* **Your task**:
Retype the material in full, keeping every word the same.
── Record extracts ──
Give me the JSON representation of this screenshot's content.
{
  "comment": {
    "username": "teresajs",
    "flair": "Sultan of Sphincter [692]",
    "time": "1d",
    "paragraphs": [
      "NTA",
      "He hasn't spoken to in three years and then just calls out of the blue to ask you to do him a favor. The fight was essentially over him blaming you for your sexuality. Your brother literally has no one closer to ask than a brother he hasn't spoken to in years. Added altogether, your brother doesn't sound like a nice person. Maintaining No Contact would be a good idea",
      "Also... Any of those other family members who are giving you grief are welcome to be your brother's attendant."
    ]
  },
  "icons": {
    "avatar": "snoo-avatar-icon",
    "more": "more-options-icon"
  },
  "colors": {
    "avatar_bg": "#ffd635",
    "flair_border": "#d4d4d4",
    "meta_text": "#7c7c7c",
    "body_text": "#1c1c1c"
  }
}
───
* **Answer below**:
Give me the JSON representation of this screenshot's content.
{
  "comment": {
    "username": "teresajs",
    "flair": "Sultan of Sphincter [692]",
    "time": "1d",
    "paragraphs": [
      "NTA",
      "He hasn't spoken to in three years and then just calls out of the blue to ask you to do him a favor. The fight was essentially over him blaming you for your sexuality. Your brother literally has no one closer to ask than a brother he hasn't spoken to in years. Added altogether, your brother doesn't sound like a nice person. Maintaining No Contact would be a good idea",
      "Also... Any of those other family members who are giving you grief are welcome to be your brother's attendant."
    ]
  },
  "icons": {
    "avatar": "snoo-avatar-icon",
    "more": "more-options-icon"
  },
  "colors": {
    "avatar_bg": "#ffd635",
    "flair_border": "#d4d4d4",
    "meta_text": "#7c7c7c",
    "body_text": "#1c1c1c"
  }
}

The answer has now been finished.